# [Exercise description]
Exactly the lines from the one containing "Read all visible content and emit it as JSON." through the end of the data below are to be reproduced, and nothing besides them.
#### Dataset content ####
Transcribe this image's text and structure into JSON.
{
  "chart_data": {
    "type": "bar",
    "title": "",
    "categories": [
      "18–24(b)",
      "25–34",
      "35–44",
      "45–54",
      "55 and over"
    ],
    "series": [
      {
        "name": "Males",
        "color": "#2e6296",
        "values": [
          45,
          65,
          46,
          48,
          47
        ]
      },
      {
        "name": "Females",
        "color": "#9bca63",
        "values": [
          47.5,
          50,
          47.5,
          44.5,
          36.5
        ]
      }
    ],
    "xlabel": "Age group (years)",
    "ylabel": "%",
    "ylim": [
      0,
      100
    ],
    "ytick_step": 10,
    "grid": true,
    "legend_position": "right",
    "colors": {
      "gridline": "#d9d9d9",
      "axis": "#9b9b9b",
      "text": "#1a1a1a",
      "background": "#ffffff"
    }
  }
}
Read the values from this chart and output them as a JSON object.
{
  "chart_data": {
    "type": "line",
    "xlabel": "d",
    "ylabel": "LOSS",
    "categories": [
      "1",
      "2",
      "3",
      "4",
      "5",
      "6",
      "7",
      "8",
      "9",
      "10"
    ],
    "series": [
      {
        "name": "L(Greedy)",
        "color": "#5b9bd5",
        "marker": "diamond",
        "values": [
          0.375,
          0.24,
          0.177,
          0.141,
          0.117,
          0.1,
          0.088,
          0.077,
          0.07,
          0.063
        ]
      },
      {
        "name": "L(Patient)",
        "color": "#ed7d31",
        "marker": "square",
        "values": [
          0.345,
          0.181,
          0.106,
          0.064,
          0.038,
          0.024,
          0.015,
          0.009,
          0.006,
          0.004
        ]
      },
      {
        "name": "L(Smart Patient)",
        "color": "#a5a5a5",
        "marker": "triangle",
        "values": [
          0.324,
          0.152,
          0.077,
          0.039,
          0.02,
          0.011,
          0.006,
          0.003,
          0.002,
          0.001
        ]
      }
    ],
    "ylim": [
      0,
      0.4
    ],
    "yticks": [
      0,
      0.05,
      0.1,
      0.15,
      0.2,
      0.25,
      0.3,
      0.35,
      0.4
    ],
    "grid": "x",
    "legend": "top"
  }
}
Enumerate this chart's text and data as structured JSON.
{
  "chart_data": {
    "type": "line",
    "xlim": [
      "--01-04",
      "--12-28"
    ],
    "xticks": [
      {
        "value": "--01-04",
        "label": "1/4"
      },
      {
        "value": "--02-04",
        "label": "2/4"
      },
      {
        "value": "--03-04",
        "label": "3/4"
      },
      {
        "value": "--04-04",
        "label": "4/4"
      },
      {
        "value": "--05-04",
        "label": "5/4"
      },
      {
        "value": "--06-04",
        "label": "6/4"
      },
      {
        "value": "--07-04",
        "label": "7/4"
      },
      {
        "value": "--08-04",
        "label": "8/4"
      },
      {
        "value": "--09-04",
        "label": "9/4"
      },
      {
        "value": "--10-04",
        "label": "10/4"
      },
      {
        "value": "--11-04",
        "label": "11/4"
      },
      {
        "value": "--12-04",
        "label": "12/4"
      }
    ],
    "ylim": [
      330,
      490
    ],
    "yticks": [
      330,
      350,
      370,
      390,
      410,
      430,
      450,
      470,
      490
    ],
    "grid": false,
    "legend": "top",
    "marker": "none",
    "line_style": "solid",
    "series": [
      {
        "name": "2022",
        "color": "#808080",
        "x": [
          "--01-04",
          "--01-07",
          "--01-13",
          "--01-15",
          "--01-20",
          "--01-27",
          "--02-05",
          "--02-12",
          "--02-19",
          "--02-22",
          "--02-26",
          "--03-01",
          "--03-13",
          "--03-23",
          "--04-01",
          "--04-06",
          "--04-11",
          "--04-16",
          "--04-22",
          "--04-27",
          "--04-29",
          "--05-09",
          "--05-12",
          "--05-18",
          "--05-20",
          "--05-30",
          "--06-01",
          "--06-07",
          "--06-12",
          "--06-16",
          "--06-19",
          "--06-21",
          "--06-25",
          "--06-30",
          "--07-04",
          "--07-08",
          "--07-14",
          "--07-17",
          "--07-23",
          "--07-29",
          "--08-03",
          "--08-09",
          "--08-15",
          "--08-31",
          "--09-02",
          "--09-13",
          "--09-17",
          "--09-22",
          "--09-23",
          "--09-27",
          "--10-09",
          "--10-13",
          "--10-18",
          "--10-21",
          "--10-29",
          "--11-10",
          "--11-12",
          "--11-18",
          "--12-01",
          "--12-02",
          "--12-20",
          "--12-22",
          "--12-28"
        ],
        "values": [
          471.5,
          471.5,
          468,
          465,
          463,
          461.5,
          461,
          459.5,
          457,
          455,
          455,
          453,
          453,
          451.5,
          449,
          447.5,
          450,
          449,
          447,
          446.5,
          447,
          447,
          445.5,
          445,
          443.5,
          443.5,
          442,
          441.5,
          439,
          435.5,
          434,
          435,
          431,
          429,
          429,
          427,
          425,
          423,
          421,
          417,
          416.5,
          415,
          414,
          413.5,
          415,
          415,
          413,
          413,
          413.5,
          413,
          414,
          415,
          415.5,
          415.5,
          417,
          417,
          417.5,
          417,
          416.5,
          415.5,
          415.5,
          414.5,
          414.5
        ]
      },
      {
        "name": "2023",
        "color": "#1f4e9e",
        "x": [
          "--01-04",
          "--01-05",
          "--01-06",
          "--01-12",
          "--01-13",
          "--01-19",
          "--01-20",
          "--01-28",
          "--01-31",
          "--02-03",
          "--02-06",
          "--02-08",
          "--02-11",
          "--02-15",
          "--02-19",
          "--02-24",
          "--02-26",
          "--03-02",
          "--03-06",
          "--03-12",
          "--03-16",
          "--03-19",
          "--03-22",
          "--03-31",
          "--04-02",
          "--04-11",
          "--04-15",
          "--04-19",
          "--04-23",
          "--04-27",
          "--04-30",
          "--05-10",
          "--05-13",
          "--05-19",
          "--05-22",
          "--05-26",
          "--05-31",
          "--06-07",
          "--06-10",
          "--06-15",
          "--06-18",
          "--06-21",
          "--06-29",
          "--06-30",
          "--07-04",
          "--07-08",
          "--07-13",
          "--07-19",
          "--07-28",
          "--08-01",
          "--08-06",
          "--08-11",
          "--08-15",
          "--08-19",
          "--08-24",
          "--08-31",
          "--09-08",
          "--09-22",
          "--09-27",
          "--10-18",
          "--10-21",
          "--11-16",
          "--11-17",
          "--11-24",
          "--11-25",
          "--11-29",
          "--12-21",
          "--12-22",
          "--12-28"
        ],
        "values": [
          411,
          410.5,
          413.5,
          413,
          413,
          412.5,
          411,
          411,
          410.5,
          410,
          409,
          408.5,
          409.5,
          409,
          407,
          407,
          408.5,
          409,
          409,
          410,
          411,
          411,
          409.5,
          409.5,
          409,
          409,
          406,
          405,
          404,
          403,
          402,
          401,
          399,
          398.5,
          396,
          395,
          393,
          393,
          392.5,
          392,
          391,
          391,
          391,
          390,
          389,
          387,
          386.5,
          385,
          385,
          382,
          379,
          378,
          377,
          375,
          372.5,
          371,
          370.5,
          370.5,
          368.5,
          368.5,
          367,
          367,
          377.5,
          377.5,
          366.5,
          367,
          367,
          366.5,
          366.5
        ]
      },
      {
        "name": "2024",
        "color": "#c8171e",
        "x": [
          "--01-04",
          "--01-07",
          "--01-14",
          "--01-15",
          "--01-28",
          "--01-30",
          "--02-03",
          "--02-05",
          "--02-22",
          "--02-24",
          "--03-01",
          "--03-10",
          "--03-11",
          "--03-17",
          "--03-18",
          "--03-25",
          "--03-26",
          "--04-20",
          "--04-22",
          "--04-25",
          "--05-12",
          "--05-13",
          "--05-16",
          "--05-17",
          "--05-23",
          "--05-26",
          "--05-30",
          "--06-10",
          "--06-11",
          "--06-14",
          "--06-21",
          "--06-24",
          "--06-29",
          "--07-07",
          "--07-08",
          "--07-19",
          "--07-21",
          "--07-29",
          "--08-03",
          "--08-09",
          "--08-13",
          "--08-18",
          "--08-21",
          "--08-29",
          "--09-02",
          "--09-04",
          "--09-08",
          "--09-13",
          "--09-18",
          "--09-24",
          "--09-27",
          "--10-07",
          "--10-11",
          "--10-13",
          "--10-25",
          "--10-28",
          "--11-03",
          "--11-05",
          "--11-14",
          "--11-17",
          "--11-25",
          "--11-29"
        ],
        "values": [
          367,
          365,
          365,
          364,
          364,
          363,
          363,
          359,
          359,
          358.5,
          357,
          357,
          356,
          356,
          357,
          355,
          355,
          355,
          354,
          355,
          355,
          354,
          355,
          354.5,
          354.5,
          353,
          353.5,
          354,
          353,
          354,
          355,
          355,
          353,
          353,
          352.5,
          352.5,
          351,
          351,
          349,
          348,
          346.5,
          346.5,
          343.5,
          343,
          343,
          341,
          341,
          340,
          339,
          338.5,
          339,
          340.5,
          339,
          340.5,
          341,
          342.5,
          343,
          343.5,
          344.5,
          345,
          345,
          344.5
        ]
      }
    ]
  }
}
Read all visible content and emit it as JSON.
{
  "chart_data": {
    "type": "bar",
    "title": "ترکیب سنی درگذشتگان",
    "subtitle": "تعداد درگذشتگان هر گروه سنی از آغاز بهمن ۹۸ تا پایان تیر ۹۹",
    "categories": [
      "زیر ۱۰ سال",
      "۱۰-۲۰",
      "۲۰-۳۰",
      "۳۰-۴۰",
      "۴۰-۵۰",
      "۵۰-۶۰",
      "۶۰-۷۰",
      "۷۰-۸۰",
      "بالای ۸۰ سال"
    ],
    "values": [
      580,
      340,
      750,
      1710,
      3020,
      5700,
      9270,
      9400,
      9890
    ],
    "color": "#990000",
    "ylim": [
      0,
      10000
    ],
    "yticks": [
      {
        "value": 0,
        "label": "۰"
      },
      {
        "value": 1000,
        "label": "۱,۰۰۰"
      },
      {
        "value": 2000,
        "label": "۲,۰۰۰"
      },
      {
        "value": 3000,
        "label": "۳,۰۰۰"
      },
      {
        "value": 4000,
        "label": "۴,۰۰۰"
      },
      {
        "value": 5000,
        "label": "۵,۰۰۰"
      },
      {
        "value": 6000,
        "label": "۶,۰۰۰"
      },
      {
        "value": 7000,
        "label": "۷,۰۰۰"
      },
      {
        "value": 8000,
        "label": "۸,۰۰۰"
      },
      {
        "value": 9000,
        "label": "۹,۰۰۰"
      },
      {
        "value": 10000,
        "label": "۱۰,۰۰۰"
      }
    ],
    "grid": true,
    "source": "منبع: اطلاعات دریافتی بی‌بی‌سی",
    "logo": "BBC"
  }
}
####
# [Correct result]
Read all visible content and emit it as JSON.
{
  "chart_data": {
    "type": "bar",
    "title": "ترکیب سنی درگذشتگان",
    "subtitle": "تعداد درگذشتگان هر گروه سنی از آغاز بهمن ۹۸ تا پایان تیر ۹۹",
    "categories": [
      "زیر ۱۰ سال",
      "۱۰-۲۰",
      "۲۰-۳۰",
      "۳۰-۴۰",
      "۴۰-۵۰",
      "۵۰-۶۰",
      "۶۰-۷۰",
      "۷۰-۸۰",
      "بالای ۸۰ سال"
    ],
    "values": [
      580,
      340,
      750,
      1710,
      3020,
      5700,
      9270,
      9400,
      9890
    ],
    "color": "#990000",
    "ylim": [
      0,
      10000
    ],
    "yticks": [
      {
        "value": 0,
        "label": "۰"
      },
      {
        "value": 1000,
        "label": "۱,۰۰۰"
      },
      {
        "value": 2000,
        "label": "۲,۰۰۰"
      },
      {
        "value": 3000,
        "label": "۳,۰۰۰"
      },
      {
        "value": 4000,
        "label": "۴,۰۰۰"
      },
      {
        "value": 5000,
        "label": "۵,۰۰۰"
      },
      {
        "value": 6000,
        "label": "۶,۰۰۰"
      },
      {
        "value": 7000,
        "label": "۷,۰۰۰"
      },
      {
        "value": 8000,
        "label": "۸,۰۰۰"
      },
      {
        "value": 9000,
        "label": "۹,۰۰۰"
      },
      {
        "value": 10000,
        "label": "۱۰,۰۰۰"
      }
    ],
    "grid": true,
    "source": "منبع: اطلاعات دریافتی بی‌بی‌سی",
    "logo": "BBC"
  }
}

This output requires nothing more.